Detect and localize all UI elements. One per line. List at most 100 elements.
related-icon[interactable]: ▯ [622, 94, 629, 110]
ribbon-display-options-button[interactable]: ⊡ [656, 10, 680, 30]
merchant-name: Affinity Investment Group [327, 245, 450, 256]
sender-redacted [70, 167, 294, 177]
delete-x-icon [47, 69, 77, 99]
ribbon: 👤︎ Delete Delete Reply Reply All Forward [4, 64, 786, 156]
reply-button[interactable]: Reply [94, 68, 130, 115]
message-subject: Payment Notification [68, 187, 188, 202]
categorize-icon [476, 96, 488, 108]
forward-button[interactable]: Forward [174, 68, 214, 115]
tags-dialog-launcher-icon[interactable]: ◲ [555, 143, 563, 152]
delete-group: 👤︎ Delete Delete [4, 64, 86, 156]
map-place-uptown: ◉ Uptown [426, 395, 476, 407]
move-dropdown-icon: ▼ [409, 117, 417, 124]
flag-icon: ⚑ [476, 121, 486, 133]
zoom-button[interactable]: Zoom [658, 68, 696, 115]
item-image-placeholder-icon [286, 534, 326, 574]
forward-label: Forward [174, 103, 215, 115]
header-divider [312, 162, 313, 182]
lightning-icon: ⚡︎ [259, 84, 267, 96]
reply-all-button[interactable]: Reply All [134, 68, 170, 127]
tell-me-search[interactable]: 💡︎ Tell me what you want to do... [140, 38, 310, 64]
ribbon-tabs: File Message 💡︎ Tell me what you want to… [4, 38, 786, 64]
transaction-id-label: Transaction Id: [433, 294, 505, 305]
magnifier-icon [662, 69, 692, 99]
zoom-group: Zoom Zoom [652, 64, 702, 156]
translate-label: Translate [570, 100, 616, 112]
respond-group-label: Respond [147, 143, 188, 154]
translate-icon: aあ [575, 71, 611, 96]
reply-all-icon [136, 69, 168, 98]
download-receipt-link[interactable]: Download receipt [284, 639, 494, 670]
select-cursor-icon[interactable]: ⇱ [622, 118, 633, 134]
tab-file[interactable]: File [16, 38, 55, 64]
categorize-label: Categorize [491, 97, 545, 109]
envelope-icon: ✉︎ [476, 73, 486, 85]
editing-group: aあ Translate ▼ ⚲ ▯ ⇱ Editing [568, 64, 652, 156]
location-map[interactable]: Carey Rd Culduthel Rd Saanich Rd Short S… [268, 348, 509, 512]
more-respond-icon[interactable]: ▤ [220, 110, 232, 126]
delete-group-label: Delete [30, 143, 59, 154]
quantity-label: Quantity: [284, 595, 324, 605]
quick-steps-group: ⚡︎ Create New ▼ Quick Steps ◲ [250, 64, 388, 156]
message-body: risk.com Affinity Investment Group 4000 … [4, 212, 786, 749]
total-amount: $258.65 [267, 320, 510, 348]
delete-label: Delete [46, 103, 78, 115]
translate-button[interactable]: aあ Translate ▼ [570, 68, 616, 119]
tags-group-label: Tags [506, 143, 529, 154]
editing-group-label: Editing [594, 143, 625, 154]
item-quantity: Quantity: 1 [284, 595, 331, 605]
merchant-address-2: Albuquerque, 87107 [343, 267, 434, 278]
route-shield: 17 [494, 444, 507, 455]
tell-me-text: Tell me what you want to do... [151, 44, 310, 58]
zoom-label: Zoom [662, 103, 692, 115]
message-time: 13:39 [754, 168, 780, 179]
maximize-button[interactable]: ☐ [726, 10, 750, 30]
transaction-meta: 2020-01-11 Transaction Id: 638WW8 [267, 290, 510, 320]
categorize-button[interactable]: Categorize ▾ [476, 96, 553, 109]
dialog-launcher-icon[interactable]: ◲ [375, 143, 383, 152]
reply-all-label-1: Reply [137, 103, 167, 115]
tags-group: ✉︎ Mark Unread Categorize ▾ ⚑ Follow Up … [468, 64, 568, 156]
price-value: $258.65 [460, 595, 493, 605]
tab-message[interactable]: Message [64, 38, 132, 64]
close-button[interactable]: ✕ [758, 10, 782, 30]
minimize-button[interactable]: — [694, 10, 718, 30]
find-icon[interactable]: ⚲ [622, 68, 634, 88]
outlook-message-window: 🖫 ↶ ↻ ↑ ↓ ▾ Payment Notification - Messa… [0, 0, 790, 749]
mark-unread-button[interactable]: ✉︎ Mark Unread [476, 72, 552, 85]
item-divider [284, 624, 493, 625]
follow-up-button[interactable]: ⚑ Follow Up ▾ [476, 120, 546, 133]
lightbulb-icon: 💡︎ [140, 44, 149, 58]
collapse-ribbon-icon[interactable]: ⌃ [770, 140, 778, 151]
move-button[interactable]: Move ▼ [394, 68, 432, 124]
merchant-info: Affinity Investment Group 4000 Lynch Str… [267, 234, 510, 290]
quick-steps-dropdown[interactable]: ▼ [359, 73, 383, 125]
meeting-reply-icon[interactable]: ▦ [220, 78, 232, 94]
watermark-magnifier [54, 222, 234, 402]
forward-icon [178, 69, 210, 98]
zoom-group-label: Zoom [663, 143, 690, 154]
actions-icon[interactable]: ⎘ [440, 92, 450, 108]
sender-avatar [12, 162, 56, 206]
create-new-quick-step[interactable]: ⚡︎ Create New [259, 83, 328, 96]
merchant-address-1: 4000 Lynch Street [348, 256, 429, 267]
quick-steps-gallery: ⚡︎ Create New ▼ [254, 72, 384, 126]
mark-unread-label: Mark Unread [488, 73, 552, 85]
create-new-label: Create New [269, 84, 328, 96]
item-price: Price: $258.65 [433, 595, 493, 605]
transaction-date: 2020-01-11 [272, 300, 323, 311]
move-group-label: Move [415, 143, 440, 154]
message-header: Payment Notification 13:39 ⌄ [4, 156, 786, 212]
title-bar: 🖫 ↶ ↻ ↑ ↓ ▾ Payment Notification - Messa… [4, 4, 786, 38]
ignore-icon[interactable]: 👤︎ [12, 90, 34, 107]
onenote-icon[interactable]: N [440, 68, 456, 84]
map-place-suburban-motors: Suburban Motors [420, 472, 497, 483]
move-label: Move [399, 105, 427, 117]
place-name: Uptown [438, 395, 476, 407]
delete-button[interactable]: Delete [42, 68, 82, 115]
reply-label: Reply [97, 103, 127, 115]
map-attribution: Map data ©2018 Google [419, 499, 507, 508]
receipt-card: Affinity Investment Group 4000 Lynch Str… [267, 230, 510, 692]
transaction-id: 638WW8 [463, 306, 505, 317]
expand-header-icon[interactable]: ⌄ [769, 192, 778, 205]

_Your objective_
Reproduce all of the material above word for word, with every line in its original order.

_Result_
Detect and localize all UI elements. One per line. List at most 100 elements.
related-icon[interactable]: ▯ [622, 94, 629, 110]
ribbon-display-options-button[interactable]: ⊡ [656, 10, 680, 30]
merchant-name: Affinity Investment Group [327, 245, 450, 256]
sender-redacted [70, 167, 294, 177]
delete-x-icon [47, 69, 77, 99]
ribbon: 👤︎ Delete Delete Reply Reply All Forward [4, 64, 786, 156]
reply-button[interactable]: Reply [94, 68, 130, 115]
message-subject: Payment Notification [68, 187, 188, 202]
categorize-icon [476, 96, 488, 108]
forward-button[interactable]: Forward [174, 68, 214, 115]
tags-dialog-launcher-icon[interactable]: ◲ [555, 143, 563, 152]
delete-group: 👤︎ Delete Delete [4, 64, 86, 156]
map-place-uptown: ◉ Uptown [426, 395, 476, 407]
move-dropdown-icon: ▼ [409, 117, 417, 124]
flag-icon: ⚑ [476, 121, 486, 133]
zoom-button[interactable]: Zoom [658, 68, 696, 115]
item-image-placeholder-icon [286, 534, 326, 574]
forward-label: Forward [174, 103, 215, 115]
header-divider [312, 162, 313, 182]
lightning-icon: ⚡︎ [259, 84, 267, 96]
reply-all-button[interactable]: Reply All [134, 68, 170, 127]
tell-me-search[interactable]: 💡︎ Tell me what you want to do... [140, 38, 310, 64]
ribbon-tabs: File Message 💡︎ Tell me what you want to… [4, 38, 786, 64]
transaction-id-label: Transaction Id: [433, 294, 505, 305]
magnifier-icon [662, 69, 692, 99]
zoom-group: Zoom Zoom [652, 64, 702, 156]
translate-label: Translate [570, 100, 616, 112]
respond-group-label: Respond [147, 143, 188, 154]
translate-icon: aあ [575, 71, 611, 96]
reply-all-icon [136, 69, 168, 98]
download-receipt-link[interactable]: Download receipt [284, 639, 494, 670]
select-cursor-icon[interactable]: ⇱ [622, 118, 633, 134]
tab-file[interactable]: File [16, 38, 55, 64]
categorize-label: Categorize [491, 97, 545, 109]
envelope-icon: ✉︎ [476, 73, 486, 85]
editing-group: aあ Translate ▼ ⚲ ▯ ⇱ Editing [568, 64, 652, 156]
location-map[interactable]: Carey Rd Culduthel Rd Saanich Rd Short S… [268, 348, 509, 512]
more-respond-icon[interactable]: ▤ [220, 110, 232, 126]
delete-group-label: Delete [30, 143, 59, 154]
quantity-label: Quantity: [284, 595, 324, 605]
quick-steps-group: ⚡︎ Create New ▼ Quick Steps ◲ [250, 64, 388, 156]
message-body: risk.com Affinity Investment Group 4000 … [4, 212, 786, 749]
total-amount: $258.65 [267, 320, 510, 348]
delete-label: Delete [46, 103, 78, 115]
translate-button[interactable]: aあ Translate ▼ [570, 68, 616, 119]
tags-group-label: Tags [506, 143, 529, 154]
editing-group-label: Editing [594, 143, 625, 154]
item-quantity: Quantity: 1 [284, 595, 331, 605]
merchant-address-2: Albuquerque, 87107 [343, 267, 434, 278]
route-shield: 17 [494, 444, 507, 455]
tell-me-text: Tell me what you want to do... [151, 44, 310, 58]
zoom-label: Zoom [662, 103, 692, 115]
message-time: 13:39 [754, 168, 780, 179]
maximize-button[interactable]: ☐ [726, 10, 750, 30]
transaction-meta: 2020-01-11 Transaction Id: 638WW8 [267, 290, 510, 320]
categorize-button[interactable]: Categorize ▾ [476, 96, 553, 109]
dialog-launcher-icon[interactable]: ◲ [375, 143, 383, 152]
reply-all-label-1: Reply [137, 103, 167, 115]
tags-group: ✉︎ Mark Unread Categorize ▾ ⚑ Follow Up … [468, 64, 568, 156]
price-value: $258.65 [460, 595, 493, 605]
tab-message[interactable]: Message [64, 38, 132, 64]
close-button[interactable]: ✕ [758, 10, 782, 30]
minimize-button[interactable]: — [694, 10, 718, 30]
find-icon[interactable]: ⚲ [622, 68, 634, 88]
outlook-message-window: 🖫 ↶ ↻ ↑ ↓ ▾ Payment Notification - Messa… [0, 0, 790, 749]
mark-unread-button[interactable]: ✉︎ Mark Unread [476, 72, 552, 85]
item-divider [284, 624, 493, 625]
follow-up-button[interactable]: ⚑ Follow Up ▾ [476, 120, 546, 133]
lightbulb-icon: 💡︎ [140, 44, 149, 58]
collapse-ribbon-icon[interactable]: ⌃ [770, 140, 778, 151]
move-button[interactable]: Move ▼ [394, 68, 432, 124]
merchant-info: Affinity Investment Group 4000 Lynch Str… [267, 234, 510, 290]
quick-steps-dropdown[interactable]: ▼ [359, 73, 383, 125]
meeting-reply-icon[interactable]: ▦ [220, 78, 232, 94]
watermark-magnifier [54, 222, 234, 402]
forward-icon [178, 69, 210, 98]
zoom-group-label: Zoom [663, 143, 690, 154]
actions-icon[interactable]: ⎘ [440, 92, 450, 108]
sender-avatar [12, 162, 56, 206]
create-new-quick-step[interactable]: ⚡︎ Create New [259, 83, 328, 96]
merchant-address-1: 4000 Lynch Street [348, 256, 429, 267]
quick-steps-gallery: ⚡︎ Create New ▼ [254, 72, 384, 126]
mark-unread-label: Mark Unread [488, 73, 552, 85]
create-new-label: Create New [269, 84, 328, 96]
item-price: Price: $258.65 [433, 595, 493, 605]
transaction-date: 2020-01-11 [272, 300, 323, 311]
move-group-label: Move [415, 143, 440, 154]
message-header: Payment Notification 13:39 ⌄ [4, 156, 786, 212]
title-bar: 🖫 ↶ ↻ ↑ ↓ ▾ Payment Notification - Messa… [4, 4, 786, 38]
ignore-icon[interactable]: 👤︎ [12, 90, 34, 107]
onenote-icon[interactable]: N [440, 68, 456, 84]
map-place-suburban-motors: Suburban Motors [420, 472, 497, 483]
move-label: Move [399, 105, 427, 117]
place-name: Uptown [438, 395, 476, 407]
delete-button[interactable]: Delete [42, 68, 82, 115]
reply-label: Reply [97, 103, 127, 115]
map-attribution: Map data ©2018 Google [419, 499, 507, 508]
receipt-card: Affinity Investment Group 4000 Lynch Str… [267, 230, 510, 692]
transaction-id: 638WW8 [463, 306, 505, 317]
expand-header-icon[interactable]: ⌄ [769, 192, 778, 205]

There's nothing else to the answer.